• **Ausgangstext**:

Zum Beispiel Behla. Behla ist ein kleiner Ortsteil der Stadt Hüfingen im Schwarzwald-Baar-Kreis, hübsch gelegen – und mittendurch führt die Bundesstraße 27. Seit drei Jahrzehnten drängt der "Sonnenort der Baar" (Eigenwerbung) unweit der Schweizer Grenze auf die Ortsumfahrung – und im vergangenen Jahr schien es geschafft. Nach dem Abschluss des Planfeststellungsverfahrens erteilte das Regierungspräsidium Freiburg im April 2011 grünes Licht: Es kann gebaut werden. Entlang der B 27 wurden schon erste buchstäbliche Pflöcke eingeschlagen, Bagger verlegten schon Gasleitungen.

Daten zur Erkennung der Dokumentstruktur:

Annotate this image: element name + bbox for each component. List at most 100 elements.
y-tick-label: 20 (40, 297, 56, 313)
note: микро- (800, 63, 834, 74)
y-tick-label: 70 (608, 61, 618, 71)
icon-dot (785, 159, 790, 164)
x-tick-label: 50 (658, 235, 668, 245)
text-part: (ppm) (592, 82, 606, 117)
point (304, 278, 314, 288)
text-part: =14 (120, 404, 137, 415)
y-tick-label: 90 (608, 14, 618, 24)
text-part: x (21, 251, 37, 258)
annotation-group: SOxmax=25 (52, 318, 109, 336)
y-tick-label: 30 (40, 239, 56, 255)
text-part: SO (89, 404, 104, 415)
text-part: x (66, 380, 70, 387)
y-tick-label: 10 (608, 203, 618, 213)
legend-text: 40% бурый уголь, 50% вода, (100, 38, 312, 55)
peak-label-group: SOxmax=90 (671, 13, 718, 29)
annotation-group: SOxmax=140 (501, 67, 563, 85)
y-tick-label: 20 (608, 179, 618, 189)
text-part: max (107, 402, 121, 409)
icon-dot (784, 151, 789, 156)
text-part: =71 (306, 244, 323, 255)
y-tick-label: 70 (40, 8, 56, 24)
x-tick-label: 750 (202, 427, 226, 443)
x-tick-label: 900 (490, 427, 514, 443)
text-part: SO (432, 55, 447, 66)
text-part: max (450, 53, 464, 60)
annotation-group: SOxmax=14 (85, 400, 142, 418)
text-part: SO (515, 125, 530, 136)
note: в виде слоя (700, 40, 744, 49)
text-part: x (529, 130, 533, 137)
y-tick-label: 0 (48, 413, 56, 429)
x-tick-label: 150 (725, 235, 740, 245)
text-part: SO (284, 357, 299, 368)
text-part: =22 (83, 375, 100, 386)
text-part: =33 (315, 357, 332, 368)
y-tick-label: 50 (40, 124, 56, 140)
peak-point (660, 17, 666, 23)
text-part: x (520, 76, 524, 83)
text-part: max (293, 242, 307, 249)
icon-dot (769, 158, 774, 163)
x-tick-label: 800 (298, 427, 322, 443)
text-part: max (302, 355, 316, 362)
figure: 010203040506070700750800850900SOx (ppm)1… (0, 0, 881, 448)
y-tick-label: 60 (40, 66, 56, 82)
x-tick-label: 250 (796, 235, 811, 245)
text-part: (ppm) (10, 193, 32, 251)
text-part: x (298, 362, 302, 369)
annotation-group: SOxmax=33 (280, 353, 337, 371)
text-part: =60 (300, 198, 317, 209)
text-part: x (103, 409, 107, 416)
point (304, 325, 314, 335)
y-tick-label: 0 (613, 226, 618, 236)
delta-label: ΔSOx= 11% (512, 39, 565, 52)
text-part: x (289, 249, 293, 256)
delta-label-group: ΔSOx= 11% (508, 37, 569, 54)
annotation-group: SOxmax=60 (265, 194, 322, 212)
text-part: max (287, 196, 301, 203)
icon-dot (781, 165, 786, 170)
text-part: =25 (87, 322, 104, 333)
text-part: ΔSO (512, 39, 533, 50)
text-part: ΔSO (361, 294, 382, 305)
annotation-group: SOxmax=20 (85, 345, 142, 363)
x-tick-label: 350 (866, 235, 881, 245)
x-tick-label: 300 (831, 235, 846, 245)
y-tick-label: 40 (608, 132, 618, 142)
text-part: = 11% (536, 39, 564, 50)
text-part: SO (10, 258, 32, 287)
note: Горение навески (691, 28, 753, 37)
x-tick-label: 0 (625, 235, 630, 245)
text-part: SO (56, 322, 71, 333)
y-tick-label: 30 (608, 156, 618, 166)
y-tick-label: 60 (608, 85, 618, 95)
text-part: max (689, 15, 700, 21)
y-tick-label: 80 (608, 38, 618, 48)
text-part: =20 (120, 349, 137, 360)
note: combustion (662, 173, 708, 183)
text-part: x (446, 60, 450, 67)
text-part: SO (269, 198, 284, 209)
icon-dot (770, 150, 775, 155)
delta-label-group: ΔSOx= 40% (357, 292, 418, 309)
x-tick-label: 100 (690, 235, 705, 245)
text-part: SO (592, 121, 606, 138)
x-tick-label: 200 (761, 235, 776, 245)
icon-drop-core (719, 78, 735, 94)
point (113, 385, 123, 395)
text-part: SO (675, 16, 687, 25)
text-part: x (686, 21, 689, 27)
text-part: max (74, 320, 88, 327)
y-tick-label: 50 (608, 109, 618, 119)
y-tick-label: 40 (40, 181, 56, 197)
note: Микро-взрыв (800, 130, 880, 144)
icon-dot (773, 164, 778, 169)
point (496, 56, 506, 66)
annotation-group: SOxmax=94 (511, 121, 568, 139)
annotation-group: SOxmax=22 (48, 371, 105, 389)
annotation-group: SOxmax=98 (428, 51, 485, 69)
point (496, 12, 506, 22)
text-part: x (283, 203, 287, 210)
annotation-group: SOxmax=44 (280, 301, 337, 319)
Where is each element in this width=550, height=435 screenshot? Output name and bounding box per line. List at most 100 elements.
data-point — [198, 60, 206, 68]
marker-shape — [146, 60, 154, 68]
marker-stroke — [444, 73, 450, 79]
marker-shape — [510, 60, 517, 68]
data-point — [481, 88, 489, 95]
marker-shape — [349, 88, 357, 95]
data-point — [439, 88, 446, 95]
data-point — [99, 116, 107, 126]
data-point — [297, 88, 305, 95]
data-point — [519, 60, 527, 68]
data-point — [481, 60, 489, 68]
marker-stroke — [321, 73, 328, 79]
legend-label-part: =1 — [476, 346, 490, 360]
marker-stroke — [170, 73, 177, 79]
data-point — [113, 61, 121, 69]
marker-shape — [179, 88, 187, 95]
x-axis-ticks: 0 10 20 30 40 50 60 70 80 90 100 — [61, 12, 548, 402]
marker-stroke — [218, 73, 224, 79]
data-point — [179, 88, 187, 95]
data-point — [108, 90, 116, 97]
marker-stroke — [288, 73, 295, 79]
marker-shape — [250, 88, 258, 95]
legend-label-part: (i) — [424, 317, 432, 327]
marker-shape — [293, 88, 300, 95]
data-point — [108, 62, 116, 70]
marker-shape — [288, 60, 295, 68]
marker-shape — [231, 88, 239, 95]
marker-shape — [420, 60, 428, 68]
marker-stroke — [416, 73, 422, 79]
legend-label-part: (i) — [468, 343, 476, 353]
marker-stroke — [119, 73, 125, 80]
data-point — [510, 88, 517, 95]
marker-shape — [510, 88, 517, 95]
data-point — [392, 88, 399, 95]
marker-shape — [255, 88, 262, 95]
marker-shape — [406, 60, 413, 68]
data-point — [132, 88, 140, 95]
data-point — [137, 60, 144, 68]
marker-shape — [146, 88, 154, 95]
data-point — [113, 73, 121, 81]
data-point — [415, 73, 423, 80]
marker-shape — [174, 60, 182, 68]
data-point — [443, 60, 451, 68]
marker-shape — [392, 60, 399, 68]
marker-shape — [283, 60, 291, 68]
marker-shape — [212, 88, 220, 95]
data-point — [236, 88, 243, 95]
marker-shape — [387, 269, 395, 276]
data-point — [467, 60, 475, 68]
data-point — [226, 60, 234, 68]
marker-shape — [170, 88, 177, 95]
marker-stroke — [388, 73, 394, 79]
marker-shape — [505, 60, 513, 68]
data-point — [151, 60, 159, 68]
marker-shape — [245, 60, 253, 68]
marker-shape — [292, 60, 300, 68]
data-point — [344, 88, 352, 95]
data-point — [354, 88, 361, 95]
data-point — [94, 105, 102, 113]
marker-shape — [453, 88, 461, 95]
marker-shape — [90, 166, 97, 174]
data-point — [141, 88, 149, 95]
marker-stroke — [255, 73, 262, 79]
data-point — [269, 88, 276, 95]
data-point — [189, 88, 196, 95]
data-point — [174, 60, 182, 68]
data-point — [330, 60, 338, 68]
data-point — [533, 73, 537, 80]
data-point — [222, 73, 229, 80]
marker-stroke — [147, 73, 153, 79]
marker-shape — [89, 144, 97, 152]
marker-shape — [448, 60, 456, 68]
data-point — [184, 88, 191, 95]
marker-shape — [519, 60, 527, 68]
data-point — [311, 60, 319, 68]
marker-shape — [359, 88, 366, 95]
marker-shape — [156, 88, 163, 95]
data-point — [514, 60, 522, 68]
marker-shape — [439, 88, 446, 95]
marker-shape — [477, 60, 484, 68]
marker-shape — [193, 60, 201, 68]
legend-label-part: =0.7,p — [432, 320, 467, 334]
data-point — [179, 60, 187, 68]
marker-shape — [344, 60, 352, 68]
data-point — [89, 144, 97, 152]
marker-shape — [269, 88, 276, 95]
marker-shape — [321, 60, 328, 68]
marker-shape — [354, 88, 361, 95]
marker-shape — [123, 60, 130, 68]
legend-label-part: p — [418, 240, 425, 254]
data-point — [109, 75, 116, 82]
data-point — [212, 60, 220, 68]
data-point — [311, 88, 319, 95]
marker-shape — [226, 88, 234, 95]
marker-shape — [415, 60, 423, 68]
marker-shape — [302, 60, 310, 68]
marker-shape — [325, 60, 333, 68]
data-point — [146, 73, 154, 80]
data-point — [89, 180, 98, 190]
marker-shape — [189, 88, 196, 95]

• **Gelesenes anwenden**:
- a) Beantworten Sie anhand des Ausgangstexts folgende Fragen:
(i) Zu welcher Stadt gehört der Ortsteil Behla?
(ii) Seit wie langer Zeit drängt der Ort auf die Ortsumfahrung?
(iii) Welche Behörde erteilte im April 2011 grünes Licht für den Bau?
- b) Fassen Sie den Absatz des Ausgangstexts, der mit „Zum Beispiel Behla“ beginnt, als Stichpunktliste mit seinen wesentlichen Fakten zusammen.

• **Lösungen der Aufgaben**:
- a)
(i) Zur Stadt Hüfingen im Schwarzwald-Baar-Kreis.
(ii) Seit drei Jahrzehnten.
(iii) Das Regierungspräsidium Freiburg.

- b)
- Behla: kleiner Ortsteil der Stadt Hüfingen im Schwarzwald-Baar-Kreis, unweit der Schweizer Grenze
- Die Bundesstraße 27 führt mitten durch den Ort.
- Der Ort fordert seit drei Jahrzehnten eine Ortsumfahrung.
- April 2011: Nach Abschluss des Planfeststellungsverfahrens gibt das Regierungspräsidium Freiburg grünes Licht für den Bau.
- Entlang der B 27 wurden erste Pflöcke eingeschlagen, Bagger verlegten Gasleitungen.